[Dataset excerpt]
============

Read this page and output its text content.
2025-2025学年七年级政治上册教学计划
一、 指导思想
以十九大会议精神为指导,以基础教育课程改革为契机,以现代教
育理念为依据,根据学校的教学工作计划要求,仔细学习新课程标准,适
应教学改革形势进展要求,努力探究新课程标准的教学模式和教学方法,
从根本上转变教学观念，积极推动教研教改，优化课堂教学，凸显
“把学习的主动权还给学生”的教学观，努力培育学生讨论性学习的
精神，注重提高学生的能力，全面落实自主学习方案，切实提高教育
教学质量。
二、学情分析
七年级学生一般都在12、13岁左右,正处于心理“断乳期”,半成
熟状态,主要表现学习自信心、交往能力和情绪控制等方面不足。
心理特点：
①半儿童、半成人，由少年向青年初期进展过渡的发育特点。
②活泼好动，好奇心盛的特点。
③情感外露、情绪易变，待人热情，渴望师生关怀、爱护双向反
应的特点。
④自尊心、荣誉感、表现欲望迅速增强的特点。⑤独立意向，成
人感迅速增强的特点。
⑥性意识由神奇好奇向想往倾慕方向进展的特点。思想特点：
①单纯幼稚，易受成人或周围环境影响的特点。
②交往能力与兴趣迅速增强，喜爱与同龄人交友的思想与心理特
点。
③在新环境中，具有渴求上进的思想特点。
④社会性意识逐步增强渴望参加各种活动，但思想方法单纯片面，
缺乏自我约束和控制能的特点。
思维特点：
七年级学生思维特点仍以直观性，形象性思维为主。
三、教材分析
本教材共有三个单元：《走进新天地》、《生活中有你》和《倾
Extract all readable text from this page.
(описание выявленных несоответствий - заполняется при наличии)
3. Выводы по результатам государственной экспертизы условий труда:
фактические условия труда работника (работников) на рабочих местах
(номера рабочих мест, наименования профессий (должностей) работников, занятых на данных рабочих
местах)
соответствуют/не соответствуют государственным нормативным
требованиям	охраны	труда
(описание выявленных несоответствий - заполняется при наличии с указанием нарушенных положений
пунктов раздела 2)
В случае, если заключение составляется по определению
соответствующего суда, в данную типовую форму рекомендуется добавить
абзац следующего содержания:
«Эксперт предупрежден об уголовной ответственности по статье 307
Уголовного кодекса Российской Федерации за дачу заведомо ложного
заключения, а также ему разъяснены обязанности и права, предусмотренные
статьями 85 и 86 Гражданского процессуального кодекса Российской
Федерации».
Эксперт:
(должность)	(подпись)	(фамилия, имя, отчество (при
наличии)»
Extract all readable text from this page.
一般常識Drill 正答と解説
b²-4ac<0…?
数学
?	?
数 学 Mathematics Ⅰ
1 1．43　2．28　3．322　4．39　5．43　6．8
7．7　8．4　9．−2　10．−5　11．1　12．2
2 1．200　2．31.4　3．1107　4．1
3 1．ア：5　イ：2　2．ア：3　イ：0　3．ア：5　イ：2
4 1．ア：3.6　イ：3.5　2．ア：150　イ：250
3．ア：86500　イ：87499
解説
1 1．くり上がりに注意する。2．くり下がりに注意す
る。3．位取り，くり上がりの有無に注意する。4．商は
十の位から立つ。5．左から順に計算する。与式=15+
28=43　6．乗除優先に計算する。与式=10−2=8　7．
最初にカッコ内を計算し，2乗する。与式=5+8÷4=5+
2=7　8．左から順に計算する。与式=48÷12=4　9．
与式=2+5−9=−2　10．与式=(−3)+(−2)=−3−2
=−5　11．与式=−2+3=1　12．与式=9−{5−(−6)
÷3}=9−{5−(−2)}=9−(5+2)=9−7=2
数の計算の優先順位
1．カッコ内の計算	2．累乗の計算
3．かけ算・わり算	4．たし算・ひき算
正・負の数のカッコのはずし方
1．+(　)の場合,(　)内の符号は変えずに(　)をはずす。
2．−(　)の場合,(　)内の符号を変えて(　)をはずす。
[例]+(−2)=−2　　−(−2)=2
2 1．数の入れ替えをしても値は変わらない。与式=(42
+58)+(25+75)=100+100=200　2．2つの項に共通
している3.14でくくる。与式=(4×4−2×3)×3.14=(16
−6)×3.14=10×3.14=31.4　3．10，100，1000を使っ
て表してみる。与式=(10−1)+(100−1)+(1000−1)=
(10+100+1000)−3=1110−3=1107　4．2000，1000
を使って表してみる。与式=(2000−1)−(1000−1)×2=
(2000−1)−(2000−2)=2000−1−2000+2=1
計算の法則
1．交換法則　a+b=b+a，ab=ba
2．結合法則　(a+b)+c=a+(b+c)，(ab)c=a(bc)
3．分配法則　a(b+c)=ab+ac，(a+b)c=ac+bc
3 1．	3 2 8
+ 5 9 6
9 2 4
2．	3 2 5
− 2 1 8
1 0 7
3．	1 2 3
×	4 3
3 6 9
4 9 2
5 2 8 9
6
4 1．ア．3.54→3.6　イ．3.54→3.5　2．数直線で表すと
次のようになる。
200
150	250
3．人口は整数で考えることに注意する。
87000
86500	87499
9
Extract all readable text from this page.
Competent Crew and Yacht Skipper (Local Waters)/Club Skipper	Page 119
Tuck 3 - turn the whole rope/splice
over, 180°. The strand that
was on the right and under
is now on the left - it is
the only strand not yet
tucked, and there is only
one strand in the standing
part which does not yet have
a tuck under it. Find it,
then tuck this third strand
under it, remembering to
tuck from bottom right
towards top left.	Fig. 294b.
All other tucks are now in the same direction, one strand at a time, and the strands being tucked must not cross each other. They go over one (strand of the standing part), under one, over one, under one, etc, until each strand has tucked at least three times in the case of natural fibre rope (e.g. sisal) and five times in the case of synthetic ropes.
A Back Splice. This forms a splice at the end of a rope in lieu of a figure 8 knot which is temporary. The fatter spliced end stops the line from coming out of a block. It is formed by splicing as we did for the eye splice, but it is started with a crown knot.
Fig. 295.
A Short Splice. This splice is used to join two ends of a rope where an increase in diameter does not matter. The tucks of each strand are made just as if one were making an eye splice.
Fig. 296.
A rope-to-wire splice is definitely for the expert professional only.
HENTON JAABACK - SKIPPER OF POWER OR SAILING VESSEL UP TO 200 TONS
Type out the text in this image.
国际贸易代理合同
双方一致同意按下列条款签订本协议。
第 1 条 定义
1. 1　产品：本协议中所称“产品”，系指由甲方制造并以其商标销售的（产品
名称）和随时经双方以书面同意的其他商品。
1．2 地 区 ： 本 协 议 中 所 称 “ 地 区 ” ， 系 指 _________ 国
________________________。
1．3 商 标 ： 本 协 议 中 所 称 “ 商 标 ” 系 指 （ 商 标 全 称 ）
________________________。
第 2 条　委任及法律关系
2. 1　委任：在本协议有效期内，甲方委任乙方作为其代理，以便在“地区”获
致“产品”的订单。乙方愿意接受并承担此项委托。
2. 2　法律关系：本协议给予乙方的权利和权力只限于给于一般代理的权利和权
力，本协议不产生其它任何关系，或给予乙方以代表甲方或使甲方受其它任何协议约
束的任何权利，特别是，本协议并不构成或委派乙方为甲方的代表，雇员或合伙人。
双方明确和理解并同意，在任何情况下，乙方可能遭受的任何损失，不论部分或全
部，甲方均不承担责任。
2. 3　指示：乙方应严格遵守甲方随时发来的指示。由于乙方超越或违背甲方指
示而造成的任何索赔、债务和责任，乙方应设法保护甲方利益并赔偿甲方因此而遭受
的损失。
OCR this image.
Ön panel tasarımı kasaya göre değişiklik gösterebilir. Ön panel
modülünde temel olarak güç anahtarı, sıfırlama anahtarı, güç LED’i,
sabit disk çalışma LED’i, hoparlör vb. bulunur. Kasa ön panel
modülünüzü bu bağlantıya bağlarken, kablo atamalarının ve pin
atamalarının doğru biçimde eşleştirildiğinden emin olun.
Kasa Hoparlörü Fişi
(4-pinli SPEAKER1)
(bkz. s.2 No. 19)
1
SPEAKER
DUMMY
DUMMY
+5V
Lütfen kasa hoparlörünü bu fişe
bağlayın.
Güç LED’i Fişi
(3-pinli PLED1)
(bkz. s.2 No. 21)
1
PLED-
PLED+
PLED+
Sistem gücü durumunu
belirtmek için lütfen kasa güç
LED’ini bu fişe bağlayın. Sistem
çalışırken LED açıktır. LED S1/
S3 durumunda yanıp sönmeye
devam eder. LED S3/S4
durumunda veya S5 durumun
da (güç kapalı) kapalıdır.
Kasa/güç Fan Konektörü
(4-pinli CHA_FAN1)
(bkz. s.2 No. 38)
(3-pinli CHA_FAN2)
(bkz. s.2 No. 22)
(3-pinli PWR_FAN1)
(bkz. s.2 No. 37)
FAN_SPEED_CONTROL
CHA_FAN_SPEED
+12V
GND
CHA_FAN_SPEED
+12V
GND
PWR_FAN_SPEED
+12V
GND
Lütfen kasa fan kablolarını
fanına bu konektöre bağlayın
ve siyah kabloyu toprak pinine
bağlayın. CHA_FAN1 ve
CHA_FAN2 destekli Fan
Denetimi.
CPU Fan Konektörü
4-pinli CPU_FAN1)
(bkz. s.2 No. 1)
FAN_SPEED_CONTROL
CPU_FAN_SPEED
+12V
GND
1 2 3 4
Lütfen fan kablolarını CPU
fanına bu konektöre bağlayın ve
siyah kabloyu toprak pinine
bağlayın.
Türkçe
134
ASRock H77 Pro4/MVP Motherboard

============

[Stated problem] Only the count is needed: the number of lines in the data that include the word "right".

[Answer to this exercise] 2